(Stored records)
--- START ---
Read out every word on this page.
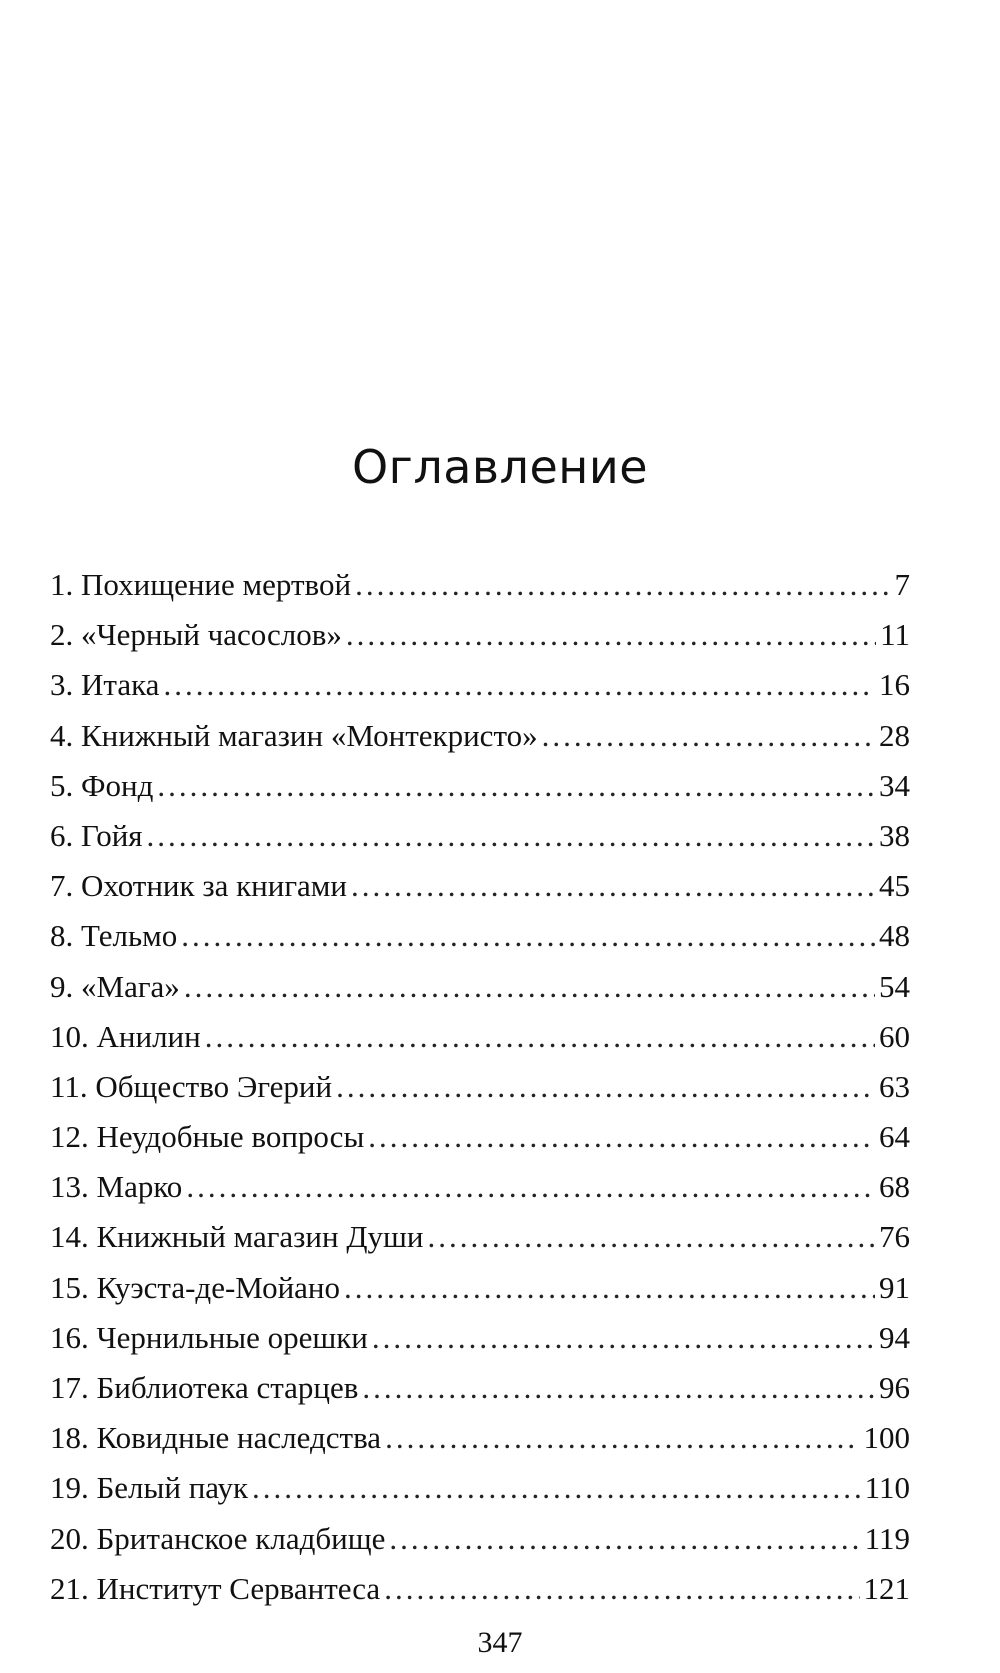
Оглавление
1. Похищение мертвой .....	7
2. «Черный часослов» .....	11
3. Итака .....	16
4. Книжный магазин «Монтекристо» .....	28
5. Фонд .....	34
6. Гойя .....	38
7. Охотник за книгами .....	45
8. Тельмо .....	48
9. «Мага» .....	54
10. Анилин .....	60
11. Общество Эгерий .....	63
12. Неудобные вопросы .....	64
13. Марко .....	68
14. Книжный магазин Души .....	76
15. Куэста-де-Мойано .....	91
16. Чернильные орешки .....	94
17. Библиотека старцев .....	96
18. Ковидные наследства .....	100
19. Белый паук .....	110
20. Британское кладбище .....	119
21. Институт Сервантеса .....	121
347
--- END ---
▶ [Problem]:
The entries above should be reproduced exactly, without their pictures.

▶ [Exercise response]:
Read out every word on this page.
Оглавление
1. Похищение мертвой .....	7
2. «Черный часослов» .....	11
3. Итака .....	16
4. Книжный магазин «Монтекристо» .....	28
5. Фонд .....	34
6. Гойя .....	38
7. Охотник за книгами .....	45
8. Тельмо .....	48
9. «Мага» .....	54
10. Анилин .....	60
11. Общество Эгерий .....	63
12. Неудобные вопросы .....	64
13. Марко .....	68
14. Книжный магазин Души .....	76
15. Куэста-де-Мойано .....	91
16. Чернильные орешки .....	94
17. Библиотека старцев .....	96
18. Ковидные наследства .....	100
19. Белый паук .....	110
20. Британское кладбище .....	119
21. Институт Сервантеса .....	121
347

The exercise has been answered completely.